### DIRECTIONS FOR THIS TASK
Omit every picture and output the rest of the records exactly as they are.

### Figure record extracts
[start]

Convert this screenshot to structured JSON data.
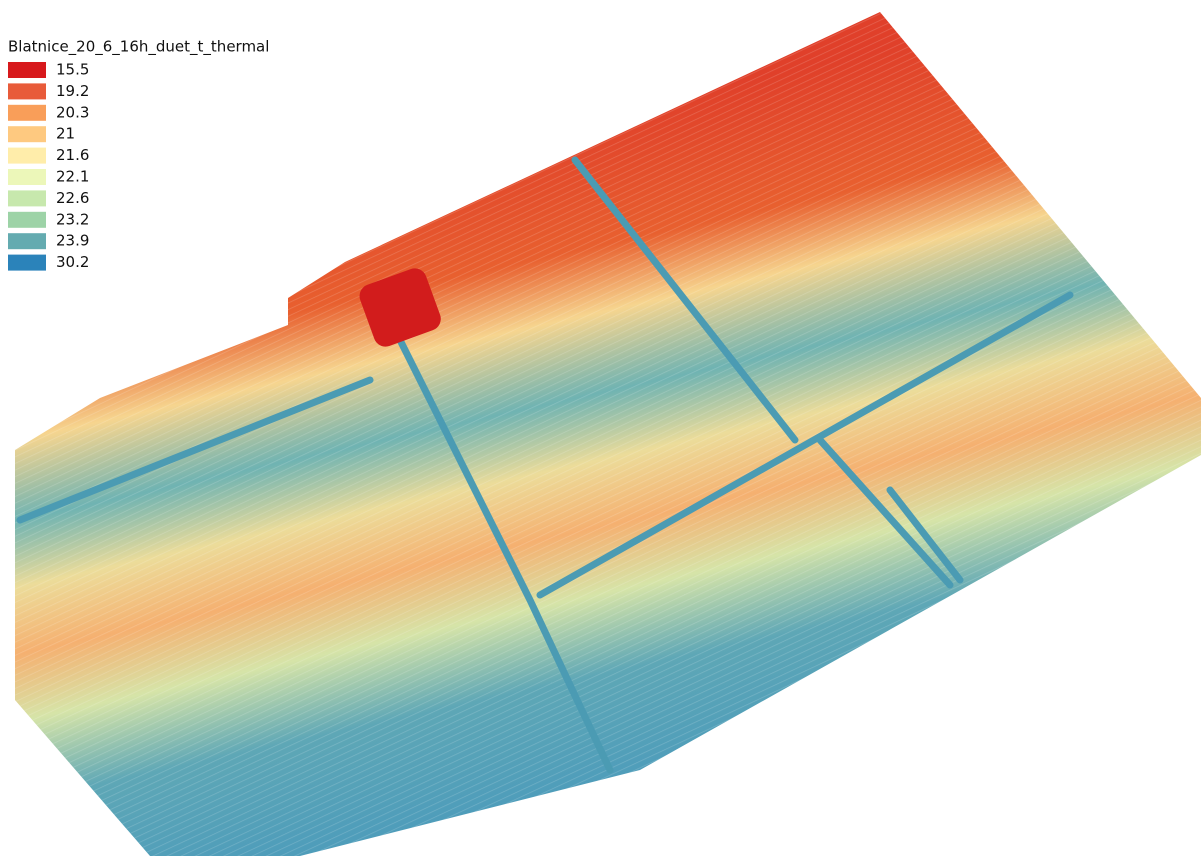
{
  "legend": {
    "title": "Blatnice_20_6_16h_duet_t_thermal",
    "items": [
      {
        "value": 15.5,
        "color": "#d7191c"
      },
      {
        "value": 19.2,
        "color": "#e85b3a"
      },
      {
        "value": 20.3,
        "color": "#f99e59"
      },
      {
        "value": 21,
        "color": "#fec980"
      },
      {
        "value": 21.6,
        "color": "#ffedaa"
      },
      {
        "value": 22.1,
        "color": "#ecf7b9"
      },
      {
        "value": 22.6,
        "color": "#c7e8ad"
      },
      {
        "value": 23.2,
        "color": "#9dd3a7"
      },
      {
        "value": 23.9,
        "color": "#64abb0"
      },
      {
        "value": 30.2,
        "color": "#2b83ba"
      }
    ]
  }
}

[end]

### IN RESPONSE
Convert this screenshot to structured JSON data.
{
  "legend": {
    "title": "Blatnice_20_6_16h_duet_t_thermal",
    "items": [
      {
        "value": 15.5,
        "color": "#d7191c"
      },
      {
        "value": 19.2,
        "color": "#e85b3a"
      },
      {
        "value": 20.3,
        "color": "#f99e59"
      },
      {
        "value": 21,
        "color": "#fec980"
      },
      {
        "value": 21.6,
        "color": "#ffedaa"
      },
      {
        "value": 22.1,
        "color": "#ecf7b9"
      },
      {
        "value": 22.6,
        "color": "#c7e8ad"
      },
      {
        "value": 23.2,
        "color": "#9dd3a7"
      },
      {
        "value": 23.9,
        "color": "#64abb0"
      },
      {
        "value": 30.2,
        "color": "#2b83ba"
      }
    ]
  }
}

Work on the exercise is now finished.